WRITTEN PROBLEM –
Output every line exactly as written. Leave out pictures.

Dataset entries

>>>>>

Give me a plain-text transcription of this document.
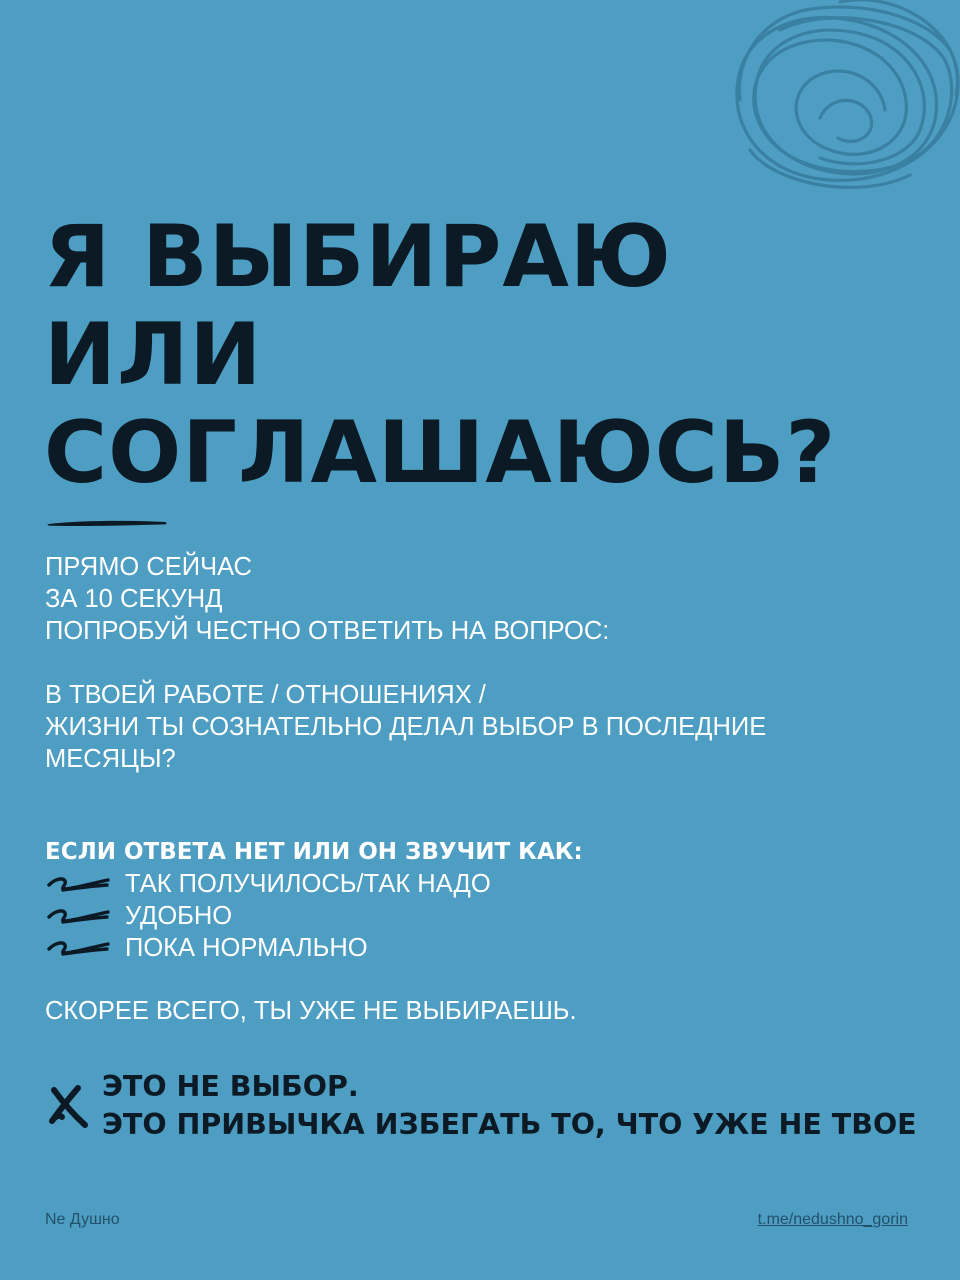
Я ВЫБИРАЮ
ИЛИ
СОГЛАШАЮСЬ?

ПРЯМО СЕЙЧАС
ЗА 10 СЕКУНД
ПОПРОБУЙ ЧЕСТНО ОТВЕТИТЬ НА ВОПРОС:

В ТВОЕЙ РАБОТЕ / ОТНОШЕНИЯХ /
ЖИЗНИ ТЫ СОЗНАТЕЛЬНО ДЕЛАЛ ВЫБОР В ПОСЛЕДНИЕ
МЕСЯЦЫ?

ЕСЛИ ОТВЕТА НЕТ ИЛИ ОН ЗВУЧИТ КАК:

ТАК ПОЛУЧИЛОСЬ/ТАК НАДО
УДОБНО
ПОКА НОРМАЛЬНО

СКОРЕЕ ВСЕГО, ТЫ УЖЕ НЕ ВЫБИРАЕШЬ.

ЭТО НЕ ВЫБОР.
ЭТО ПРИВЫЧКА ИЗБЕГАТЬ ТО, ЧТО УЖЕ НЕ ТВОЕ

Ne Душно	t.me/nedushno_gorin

<<<<<

PROBLEM SOLUTION –
Give me a plain-text transcription of this document.
Я ВЫБИРАЮ
ИЛИ
СОГЛАШАЮСЬ?

ПРЯМО СЕЙЧАС
ЗА 10 СЕКУНД
ПОПРОБУЙ ЧЕСТНО ОТВЕТИТЬ НА ВОПРОС:

В ТВОЕЙ РАБОТЕ / ОТНОШЕНИЯХ /
ЖИЗНИ ТЫ СОЗНАТЕЛЬНО ДЕЛАЛ ВЫБОР В ПОСЛЕДНИЕ
МЕСЯЦЫ?

ЕСЛИ ОТВЕТА НЕТ ИЛИ ОН ЗВУЧИТ КАК:

ТАК ПОЛУЧИЛОСЬ/ТАК НАДО
УДОБНО
ПОКА НОРМАЛЬНО

СКОРЕЕ ВСЕГО, ТЫ УЖЕ НЕ ВЫБИРАЕШЬ.

ЭТО НЕ ВЫБОР.
ЭТО ПРИВЫЧКА ИЗБЕГАТЬ ТО, ЧТО УЖЕ НЕ ТВОЕ

Ne Душно	t.me/nedushno_gorin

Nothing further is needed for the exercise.